Figure contents as structured data:
**********

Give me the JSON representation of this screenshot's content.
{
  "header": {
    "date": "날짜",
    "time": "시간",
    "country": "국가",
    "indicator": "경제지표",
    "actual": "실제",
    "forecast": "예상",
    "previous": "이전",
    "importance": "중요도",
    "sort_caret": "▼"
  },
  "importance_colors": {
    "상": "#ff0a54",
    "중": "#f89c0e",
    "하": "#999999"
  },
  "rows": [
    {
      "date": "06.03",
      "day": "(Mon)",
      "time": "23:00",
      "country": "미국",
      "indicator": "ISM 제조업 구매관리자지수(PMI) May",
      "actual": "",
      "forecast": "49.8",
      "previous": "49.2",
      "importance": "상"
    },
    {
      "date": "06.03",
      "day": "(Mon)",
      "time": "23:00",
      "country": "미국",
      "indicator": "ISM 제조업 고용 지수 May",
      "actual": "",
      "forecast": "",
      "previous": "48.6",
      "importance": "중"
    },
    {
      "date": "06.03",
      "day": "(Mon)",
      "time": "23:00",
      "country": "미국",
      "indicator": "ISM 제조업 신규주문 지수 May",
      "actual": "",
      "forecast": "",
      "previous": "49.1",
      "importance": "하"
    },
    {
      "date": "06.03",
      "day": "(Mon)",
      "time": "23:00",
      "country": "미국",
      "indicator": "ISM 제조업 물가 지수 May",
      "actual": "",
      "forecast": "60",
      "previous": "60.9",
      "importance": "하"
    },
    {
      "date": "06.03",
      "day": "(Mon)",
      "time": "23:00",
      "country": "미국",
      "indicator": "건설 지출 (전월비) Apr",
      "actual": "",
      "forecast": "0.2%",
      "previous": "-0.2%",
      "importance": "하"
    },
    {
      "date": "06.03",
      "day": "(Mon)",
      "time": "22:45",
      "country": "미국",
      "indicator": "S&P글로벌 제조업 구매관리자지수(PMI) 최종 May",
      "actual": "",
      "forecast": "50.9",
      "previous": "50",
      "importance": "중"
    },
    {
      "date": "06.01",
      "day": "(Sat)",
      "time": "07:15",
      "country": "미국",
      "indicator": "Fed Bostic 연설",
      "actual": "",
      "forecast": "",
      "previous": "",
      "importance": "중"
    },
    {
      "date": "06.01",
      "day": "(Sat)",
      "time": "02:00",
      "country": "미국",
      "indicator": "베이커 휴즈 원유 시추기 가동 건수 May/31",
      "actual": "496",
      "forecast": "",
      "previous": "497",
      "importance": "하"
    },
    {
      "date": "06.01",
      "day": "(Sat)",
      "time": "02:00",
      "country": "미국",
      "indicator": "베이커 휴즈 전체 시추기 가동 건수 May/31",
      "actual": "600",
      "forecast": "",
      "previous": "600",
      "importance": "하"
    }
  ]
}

**********

### What the exercise asks
The string "구매관리자지수" may appear in lines of the listing above; tally those lines and give the number only.

### Output for this exercise
2